Collected data entries
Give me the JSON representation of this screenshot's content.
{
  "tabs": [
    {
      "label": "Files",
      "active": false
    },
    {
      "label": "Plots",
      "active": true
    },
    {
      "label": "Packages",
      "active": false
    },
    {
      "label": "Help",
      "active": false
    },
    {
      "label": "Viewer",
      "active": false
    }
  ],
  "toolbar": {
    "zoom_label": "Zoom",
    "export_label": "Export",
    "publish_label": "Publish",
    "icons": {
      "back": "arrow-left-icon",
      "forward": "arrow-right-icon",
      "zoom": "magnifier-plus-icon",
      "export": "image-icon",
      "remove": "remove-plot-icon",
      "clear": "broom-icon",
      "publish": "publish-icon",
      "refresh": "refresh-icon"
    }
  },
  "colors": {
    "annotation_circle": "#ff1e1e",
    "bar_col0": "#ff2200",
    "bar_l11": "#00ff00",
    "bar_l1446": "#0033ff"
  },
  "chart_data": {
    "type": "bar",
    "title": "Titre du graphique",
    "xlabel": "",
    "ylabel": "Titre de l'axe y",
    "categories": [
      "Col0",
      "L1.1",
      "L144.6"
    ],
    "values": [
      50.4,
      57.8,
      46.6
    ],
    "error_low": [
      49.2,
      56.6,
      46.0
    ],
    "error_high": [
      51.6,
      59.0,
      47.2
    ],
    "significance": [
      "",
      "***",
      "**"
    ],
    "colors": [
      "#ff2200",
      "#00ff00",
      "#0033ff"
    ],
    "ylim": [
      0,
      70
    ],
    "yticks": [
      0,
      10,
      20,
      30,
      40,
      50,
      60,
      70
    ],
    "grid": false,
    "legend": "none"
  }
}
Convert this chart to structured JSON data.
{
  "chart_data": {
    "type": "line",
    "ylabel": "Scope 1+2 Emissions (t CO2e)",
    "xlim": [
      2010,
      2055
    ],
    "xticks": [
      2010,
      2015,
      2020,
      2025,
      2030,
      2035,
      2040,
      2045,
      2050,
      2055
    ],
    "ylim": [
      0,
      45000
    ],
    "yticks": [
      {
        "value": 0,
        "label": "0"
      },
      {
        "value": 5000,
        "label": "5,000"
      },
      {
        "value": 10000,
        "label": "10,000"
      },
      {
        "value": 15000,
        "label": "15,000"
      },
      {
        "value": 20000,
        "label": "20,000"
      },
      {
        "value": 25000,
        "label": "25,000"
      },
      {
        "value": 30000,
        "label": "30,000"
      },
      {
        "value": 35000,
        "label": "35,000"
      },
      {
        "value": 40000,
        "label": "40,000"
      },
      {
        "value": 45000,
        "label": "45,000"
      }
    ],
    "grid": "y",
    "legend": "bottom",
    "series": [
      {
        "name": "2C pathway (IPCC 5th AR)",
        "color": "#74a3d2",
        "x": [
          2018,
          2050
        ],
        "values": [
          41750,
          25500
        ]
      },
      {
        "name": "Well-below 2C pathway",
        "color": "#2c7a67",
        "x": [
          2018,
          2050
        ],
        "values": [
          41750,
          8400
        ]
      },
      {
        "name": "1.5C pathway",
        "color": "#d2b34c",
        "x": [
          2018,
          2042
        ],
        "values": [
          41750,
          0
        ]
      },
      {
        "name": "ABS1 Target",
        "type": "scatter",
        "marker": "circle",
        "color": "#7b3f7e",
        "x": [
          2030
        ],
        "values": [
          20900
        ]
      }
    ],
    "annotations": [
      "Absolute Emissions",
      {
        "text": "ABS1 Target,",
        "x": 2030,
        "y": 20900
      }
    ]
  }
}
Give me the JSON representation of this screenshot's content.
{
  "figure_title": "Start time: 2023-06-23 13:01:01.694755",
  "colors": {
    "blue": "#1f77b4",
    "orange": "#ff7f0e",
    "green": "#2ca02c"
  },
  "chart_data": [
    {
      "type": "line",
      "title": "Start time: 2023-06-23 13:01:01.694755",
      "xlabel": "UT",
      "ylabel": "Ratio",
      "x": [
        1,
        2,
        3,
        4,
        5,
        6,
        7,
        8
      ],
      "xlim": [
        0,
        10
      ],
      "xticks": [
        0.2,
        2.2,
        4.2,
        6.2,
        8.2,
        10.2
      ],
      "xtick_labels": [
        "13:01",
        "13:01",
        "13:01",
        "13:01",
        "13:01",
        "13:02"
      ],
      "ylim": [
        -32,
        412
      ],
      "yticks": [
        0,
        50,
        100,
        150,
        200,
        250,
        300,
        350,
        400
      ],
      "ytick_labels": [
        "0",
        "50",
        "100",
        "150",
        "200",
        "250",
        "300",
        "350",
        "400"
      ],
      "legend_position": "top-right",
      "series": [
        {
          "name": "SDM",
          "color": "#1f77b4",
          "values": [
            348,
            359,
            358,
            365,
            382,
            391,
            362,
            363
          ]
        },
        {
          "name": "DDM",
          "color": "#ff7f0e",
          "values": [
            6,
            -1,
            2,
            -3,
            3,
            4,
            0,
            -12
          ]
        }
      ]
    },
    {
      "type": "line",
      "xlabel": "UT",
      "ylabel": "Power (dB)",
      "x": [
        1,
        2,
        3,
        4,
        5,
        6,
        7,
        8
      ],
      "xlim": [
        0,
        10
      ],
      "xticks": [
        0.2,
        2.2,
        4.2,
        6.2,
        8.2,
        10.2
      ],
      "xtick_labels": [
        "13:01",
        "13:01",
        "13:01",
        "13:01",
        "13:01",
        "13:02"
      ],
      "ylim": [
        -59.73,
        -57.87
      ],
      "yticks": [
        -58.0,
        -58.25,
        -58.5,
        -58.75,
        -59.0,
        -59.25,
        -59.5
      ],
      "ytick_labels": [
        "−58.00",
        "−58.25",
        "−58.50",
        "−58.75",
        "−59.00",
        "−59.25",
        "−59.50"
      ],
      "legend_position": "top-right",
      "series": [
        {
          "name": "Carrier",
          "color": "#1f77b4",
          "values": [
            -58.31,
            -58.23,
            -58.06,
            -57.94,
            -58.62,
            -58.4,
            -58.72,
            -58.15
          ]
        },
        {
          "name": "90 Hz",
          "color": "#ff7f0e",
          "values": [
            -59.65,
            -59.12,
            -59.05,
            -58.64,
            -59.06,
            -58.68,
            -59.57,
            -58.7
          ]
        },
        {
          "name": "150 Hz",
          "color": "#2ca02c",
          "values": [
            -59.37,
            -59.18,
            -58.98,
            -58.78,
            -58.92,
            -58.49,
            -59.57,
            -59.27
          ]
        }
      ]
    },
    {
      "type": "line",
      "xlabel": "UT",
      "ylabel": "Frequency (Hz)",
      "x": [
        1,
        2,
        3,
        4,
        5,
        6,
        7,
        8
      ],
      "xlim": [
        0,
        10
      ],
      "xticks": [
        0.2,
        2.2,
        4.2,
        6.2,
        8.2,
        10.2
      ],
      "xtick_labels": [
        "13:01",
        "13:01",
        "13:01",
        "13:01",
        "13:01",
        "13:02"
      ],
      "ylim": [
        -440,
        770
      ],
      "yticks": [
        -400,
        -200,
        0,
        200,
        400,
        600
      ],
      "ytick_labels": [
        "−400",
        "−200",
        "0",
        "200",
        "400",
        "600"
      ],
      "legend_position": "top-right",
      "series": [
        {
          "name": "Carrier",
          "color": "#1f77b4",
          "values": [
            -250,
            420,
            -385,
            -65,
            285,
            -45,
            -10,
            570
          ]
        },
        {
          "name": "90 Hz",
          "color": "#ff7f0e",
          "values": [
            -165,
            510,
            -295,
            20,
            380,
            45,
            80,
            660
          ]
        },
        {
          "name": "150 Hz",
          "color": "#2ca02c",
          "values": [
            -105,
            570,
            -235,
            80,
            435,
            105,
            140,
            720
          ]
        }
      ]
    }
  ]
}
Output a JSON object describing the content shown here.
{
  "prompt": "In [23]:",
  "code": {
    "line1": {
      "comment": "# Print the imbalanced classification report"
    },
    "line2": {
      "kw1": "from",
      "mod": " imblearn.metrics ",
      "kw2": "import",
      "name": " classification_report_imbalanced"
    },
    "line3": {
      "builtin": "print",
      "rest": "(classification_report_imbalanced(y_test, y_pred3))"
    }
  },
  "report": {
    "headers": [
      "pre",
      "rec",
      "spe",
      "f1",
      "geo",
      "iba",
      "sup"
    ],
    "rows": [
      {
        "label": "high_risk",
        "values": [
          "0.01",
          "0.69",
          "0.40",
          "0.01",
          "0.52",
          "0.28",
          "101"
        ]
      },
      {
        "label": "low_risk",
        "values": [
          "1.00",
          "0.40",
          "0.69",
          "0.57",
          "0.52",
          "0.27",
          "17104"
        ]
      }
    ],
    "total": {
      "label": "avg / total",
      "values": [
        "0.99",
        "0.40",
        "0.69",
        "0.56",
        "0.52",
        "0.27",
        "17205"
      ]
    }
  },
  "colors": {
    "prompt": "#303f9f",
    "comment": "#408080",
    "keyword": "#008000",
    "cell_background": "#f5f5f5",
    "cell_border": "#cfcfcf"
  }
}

▶ _Required task_
Copy only this span: the line that contains "Output a JSON", the last line, and every line between them.

▶ _Task result_
Output a JSON object describing the content shown here.
{
  "prompt": "In [23]:",
  "code": {
    "line1": {
      "comment": "# Print the imbalanced classification report"
    },
    "line2": {
      "kw1": "from",
      "mod": " imblearn.metrics ",
      "kw2": "import",
      "name": " classification_report_imbalanced"
    },
    "line3": {
      "builtin": "print",
      "rest": "(classification_report_imbalanced(y_test, y_pred3))"
    }
  },
  "report": {
    "headers": [
      "pre",
      "rec",
      "spe",
      "f1",
      "geo",
      "iba",
      "sup"
    ],
    "rows": [
      {
        "label": "high_risk",
        "values": [
          "0.01",
          "0.69",
          "0.40",
          "0.01",
          "0.52",
          "0.28",
          "101"
        ]
      },
      {
        "label": "low_risk",
        "values": [
          "1.00",
          "0.40",
          "0.69",
          "0.57",
          "0.52",
          "0.27",
          "17104"
        ]
      }
    ],
    "total": {
      "label": "avg / total",
      "values": [
        "0.99",
        "0.40",
        "0.69",
        "0.56",
        "0.52",
        "0.27",
        "17205"
      ]
    }
  },
  "colors": {
    "prompt": "#303f9f",
    "comment": "#408080",
    "keyword": "#008000",
    "cell_background": "#f5f5f5",
    "cell_border": "#cfcfcf"
  }
}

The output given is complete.